(Some records)
◆ ◆ ◆ ◆ ◆ ◆ ◆

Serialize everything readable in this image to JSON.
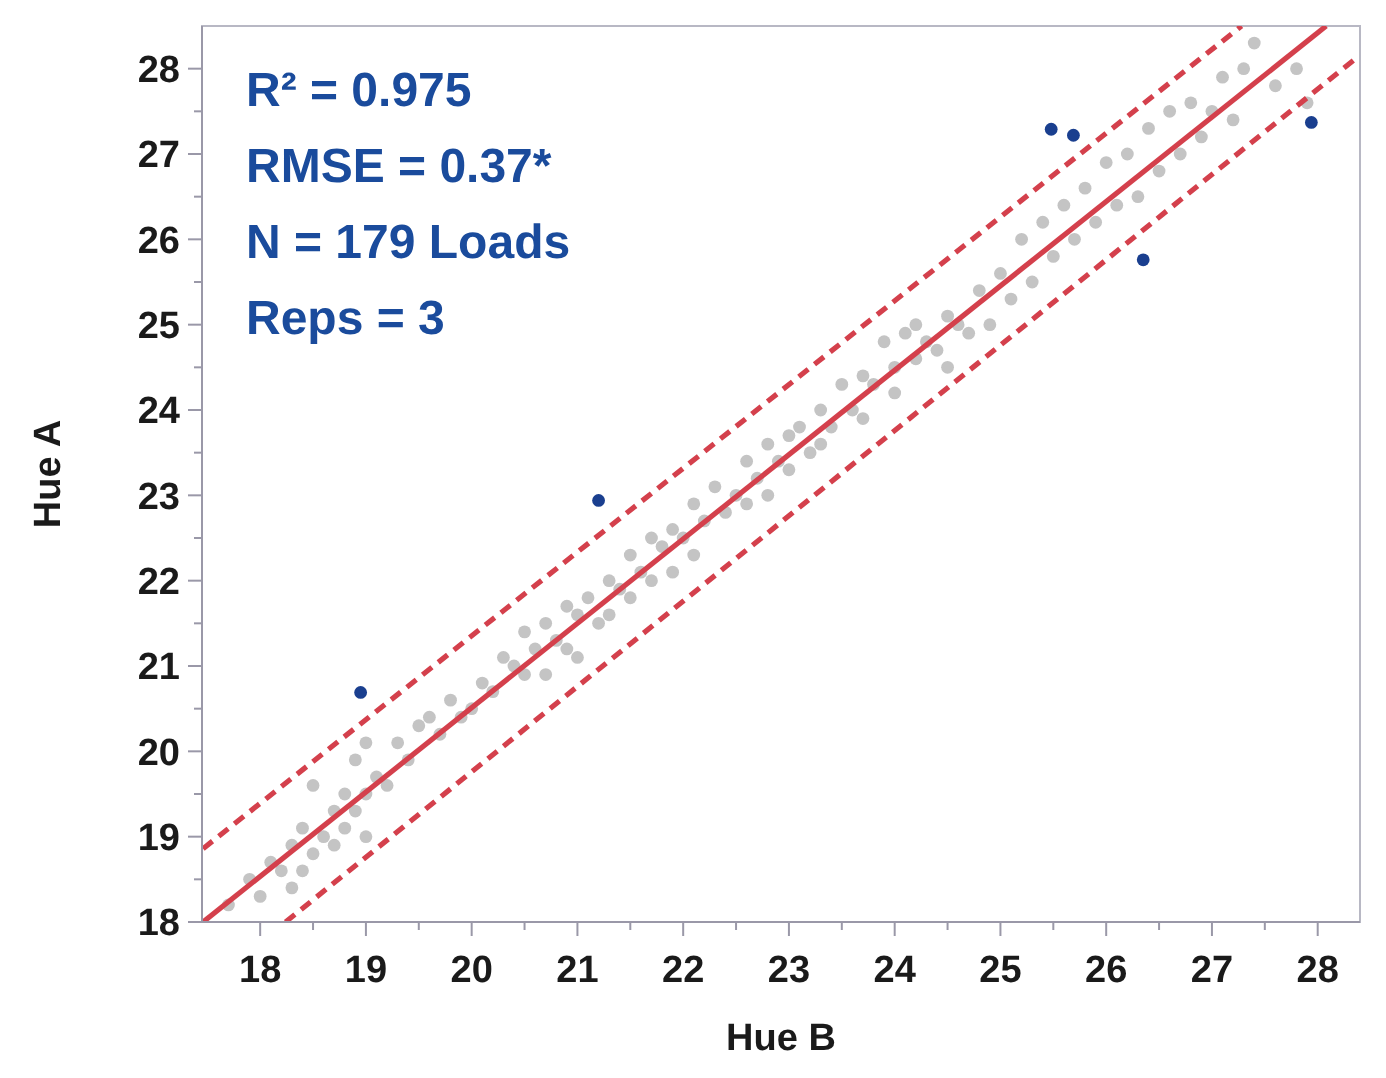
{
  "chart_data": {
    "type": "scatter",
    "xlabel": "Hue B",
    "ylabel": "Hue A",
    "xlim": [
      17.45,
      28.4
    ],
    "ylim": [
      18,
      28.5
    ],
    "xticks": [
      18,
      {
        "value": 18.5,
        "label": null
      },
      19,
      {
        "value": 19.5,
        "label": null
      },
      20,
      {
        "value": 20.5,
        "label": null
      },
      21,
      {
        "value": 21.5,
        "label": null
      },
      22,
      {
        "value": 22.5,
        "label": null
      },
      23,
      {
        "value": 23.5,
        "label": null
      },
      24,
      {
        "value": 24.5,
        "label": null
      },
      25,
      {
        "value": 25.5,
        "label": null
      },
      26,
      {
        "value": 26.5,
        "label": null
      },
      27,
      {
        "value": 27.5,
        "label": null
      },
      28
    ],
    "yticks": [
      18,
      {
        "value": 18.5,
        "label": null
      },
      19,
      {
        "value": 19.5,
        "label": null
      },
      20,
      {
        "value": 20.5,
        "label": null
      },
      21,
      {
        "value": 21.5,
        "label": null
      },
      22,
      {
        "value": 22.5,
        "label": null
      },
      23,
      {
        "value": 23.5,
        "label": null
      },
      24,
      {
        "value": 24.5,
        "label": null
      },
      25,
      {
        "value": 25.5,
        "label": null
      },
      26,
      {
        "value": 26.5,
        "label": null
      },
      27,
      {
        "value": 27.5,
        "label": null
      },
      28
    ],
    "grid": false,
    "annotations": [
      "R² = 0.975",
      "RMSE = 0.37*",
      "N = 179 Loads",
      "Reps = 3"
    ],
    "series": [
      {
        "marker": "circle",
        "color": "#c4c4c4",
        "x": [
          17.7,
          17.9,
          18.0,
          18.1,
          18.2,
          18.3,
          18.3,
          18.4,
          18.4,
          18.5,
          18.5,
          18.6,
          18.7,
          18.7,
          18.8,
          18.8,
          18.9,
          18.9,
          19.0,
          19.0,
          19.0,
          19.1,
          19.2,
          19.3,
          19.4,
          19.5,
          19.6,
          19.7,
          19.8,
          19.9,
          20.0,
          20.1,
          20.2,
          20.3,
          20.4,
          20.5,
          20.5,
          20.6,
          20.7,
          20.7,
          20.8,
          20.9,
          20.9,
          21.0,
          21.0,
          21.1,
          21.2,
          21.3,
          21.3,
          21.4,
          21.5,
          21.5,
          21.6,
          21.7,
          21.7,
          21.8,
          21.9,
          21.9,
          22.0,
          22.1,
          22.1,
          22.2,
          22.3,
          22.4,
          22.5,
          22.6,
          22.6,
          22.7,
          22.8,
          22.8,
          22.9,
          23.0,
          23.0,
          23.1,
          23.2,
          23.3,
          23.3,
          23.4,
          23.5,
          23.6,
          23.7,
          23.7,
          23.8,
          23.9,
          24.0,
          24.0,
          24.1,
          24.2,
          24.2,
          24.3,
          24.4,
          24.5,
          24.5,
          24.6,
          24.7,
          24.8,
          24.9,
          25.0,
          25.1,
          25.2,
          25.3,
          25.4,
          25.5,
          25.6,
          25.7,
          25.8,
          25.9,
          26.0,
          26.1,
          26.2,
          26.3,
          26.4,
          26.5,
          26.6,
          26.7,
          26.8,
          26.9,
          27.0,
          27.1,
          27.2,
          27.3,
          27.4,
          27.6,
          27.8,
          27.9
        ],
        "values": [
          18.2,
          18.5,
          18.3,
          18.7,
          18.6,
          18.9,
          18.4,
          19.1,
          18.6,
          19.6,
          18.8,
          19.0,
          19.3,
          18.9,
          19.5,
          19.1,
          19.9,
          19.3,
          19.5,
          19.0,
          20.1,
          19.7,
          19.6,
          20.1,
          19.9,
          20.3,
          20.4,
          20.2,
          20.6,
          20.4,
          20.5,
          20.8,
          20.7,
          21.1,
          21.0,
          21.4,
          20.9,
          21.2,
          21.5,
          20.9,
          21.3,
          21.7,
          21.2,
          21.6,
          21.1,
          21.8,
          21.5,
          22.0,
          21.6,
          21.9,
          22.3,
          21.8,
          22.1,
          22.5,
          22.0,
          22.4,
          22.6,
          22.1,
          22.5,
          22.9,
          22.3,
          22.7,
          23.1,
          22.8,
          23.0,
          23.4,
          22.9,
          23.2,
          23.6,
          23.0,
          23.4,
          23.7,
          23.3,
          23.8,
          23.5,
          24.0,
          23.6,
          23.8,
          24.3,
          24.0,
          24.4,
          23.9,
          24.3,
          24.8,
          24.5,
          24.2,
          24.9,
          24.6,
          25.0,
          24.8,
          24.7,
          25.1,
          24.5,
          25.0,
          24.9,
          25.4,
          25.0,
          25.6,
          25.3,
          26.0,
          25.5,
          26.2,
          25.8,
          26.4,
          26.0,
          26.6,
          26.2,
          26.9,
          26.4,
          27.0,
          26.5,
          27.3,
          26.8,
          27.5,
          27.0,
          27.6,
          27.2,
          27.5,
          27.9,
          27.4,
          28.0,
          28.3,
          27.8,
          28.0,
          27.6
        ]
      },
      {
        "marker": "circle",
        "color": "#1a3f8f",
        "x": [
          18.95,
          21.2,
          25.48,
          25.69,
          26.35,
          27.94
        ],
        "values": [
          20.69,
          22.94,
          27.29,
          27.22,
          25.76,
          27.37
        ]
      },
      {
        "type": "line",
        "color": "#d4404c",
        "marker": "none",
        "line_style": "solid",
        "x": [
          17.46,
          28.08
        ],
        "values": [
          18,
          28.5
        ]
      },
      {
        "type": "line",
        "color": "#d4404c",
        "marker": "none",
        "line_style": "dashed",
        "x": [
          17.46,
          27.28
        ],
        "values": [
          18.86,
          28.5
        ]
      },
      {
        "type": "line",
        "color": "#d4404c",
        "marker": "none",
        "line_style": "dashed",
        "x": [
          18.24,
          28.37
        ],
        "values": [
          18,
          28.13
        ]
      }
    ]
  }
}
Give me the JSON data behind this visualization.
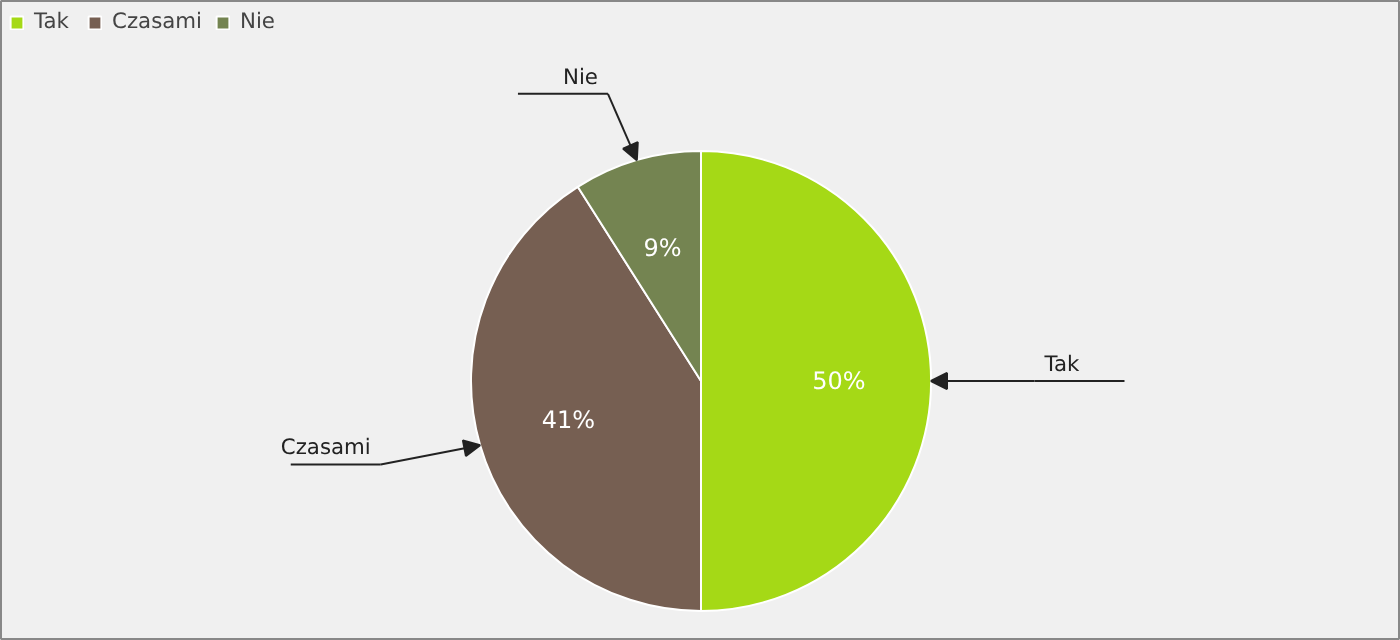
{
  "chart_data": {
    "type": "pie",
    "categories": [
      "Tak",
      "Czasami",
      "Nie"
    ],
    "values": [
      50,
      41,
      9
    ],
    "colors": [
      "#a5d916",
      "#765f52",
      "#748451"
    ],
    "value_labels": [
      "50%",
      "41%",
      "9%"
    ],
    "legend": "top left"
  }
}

◆ ◆ ◆ ◆ ◆ ◆ ◆

**Task description**
Extract, from the material above, each line holding the word "JSON".

**Solved exercise**
Serialize everything readable in this image to JSON.
Give me the JSON data behind this visualization.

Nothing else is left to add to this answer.